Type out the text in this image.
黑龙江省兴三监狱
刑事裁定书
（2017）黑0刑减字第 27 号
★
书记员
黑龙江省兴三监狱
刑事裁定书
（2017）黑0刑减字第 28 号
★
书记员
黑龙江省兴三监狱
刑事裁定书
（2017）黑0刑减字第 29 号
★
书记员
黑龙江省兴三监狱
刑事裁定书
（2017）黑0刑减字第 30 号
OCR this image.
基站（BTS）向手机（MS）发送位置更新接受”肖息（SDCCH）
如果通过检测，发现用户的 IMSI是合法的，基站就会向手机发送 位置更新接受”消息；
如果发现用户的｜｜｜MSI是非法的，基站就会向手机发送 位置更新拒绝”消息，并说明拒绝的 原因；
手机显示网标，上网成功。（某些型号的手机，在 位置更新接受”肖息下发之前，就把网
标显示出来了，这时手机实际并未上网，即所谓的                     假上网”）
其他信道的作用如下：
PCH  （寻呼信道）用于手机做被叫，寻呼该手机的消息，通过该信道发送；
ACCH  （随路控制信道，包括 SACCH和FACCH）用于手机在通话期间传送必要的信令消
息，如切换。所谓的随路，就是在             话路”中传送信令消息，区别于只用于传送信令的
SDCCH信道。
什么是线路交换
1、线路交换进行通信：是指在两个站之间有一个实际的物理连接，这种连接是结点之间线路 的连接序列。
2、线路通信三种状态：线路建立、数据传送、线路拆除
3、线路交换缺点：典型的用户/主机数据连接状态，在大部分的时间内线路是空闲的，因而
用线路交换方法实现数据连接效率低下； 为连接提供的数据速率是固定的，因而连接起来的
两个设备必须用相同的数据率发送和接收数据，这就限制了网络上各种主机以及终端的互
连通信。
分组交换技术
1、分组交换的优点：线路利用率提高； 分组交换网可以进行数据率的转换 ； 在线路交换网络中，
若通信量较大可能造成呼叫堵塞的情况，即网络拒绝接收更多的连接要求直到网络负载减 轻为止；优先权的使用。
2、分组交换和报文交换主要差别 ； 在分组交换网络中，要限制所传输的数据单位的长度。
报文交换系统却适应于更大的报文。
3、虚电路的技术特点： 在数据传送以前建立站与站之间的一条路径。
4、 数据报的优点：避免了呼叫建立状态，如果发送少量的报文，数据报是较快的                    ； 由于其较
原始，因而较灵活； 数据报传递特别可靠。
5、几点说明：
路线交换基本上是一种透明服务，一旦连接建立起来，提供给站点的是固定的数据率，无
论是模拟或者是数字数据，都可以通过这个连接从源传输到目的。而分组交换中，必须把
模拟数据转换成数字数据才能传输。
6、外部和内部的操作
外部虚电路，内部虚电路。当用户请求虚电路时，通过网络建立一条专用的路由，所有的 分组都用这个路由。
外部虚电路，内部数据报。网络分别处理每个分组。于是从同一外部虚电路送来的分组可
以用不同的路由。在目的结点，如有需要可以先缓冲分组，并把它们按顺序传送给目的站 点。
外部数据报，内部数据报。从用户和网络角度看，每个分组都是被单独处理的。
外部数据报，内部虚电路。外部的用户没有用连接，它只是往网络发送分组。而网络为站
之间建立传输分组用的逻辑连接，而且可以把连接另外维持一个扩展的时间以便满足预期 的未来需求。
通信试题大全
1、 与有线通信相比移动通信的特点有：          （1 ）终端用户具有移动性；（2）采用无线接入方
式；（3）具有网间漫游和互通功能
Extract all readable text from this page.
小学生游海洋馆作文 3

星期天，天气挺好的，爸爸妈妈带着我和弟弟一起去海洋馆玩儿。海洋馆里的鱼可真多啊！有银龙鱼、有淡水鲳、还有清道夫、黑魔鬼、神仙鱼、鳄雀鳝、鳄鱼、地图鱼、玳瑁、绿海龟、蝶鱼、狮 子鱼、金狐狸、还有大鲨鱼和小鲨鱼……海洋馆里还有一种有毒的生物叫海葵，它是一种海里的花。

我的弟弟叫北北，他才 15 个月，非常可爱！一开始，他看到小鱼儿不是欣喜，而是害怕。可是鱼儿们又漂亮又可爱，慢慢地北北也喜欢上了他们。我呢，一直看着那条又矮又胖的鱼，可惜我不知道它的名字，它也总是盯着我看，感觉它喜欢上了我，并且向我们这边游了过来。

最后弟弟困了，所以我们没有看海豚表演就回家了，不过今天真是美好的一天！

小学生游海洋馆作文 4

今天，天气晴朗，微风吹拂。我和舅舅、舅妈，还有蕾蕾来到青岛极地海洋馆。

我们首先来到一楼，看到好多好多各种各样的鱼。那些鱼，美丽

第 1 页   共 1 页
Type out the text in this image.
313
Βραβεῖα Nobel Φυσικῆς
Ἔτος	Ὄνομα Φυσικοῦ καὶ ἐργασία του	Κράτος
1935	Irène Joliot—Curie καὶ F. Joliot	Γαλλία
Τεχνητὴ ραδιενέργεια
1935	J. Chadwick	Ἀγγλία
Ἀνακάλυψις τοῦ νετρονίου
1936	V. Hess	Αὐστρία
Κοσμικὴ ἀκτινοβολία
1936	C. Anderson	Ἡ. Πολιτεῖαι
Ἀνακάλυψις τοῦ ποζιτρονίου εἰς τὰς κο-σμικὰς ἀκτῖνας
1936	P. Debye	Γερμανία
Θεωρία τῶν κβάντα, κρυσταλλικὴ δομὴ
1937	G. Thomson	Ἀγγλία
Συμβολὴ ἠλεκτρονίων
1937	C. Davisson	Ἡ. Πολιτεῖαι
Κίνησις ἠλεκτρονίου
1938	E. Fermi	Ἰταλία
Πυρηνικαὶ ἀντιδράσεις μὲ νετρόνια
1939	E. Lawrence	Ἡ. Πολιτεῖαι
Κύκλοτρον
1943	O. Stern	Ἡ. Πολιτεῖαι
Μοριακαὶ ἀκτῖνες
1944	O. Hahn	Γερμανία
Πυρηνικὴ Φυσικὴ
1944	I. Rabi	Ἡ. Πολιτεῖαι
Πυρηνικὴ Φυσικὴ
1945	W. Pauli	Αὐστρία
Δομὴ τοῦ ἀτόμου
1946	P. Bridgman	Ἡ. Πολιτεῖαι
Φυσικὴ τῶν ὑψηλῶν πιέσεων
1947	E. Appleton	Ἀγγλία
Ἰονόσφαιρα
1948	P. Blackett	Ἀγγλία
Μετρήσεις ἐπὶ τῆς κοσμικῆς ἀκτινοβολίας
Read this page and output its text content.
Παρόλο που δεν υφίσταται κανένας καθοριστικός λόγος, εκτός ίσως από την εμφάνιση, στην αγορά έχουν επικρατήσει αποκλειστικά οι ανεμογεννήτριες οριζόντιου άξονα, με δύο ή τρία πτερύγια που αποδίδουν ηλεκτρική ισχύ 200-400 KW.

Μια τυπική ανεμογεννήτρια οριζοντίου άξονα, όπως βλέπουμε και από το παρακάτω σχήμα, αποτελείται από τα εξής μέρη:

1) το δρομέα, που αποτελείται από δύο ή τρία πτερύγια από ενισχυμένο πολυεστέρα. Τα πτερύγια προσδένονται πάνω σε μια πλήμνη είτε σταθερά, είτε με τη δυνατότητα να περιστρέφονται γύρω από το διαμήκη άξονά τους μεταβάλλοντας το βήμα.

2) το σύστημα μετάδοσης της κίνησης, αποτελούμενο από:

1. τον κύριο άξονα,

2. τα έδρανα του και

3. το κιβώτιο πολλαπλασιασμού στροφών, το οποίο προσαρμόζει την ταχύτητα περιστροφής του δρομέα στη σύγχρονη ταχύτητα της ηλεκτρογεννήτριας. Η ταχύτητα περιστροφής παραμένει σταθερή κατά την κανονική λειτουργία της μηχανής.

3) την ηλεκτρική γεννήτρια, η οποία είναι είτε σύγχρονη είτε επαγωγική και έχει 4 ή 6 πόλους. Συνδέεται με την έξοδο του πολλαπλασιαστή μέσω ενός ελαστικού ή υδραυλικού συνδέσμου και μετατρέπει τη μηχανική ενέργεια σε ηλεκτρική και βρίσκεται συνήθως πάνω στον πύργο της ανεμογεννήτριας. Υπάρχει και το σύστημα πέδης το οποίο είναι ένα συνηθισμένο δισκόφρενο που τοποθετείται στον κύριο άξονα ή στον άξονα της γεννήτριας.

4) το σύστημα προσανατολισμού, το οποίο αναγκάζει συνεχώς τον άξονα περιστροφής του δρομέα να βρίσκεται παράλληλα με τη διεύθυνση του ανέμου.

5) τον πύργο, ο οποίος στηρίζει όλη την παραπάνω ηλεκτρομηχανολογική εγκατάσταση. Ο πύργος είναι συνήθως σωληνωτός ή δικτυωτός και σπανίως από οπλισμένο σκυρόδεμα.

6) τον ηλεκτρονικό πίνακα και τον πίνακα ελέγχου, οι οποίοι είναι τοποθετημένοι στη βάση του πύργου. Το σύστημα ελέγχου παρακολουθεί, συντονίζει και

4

====

> WHAT NEEDS TO BE DONE:
Gather up, from the records above, each line where the word "είτε" appears.

> TASK ANSWER:
1) το δρομέα, που αποτελείται από δύο ή τρία πτερύγια από ενισχυμένο πολυεστέρα. Τα πτερύγια προσδένονται πάνω σε μια πλήμνη είτε σταθερά, είτε με τη δυνατότητα να περιστρέφονται γύρω από το διαμήκη άξονά τους μεταβάλλοντας το βήμα.
3) την ηλεκτρική γεννήτρια, η οποία είναι είτε σύγχρονη είτε επαγωγική και έχει 4 ή 6 πόλους. Συνδέεται με την έξοδο του πολλαπλασιαστή μέσω ενός ελαστικού ή υδραυλικού συνδέσμου και μετατρέπει τη μηχανική ενέργεια σε ηλεκτρική και βρίσκεται συνήθως πάνω στον πύργο της ανεμογεννήτριας. Υπάρχει και το σύστημα πέδης το οποίο είναι ένα συνηθισμένο δισκόφρενο που τοποθετείται στον κύριο άξονα ή στον άξονα της γεννήτριας.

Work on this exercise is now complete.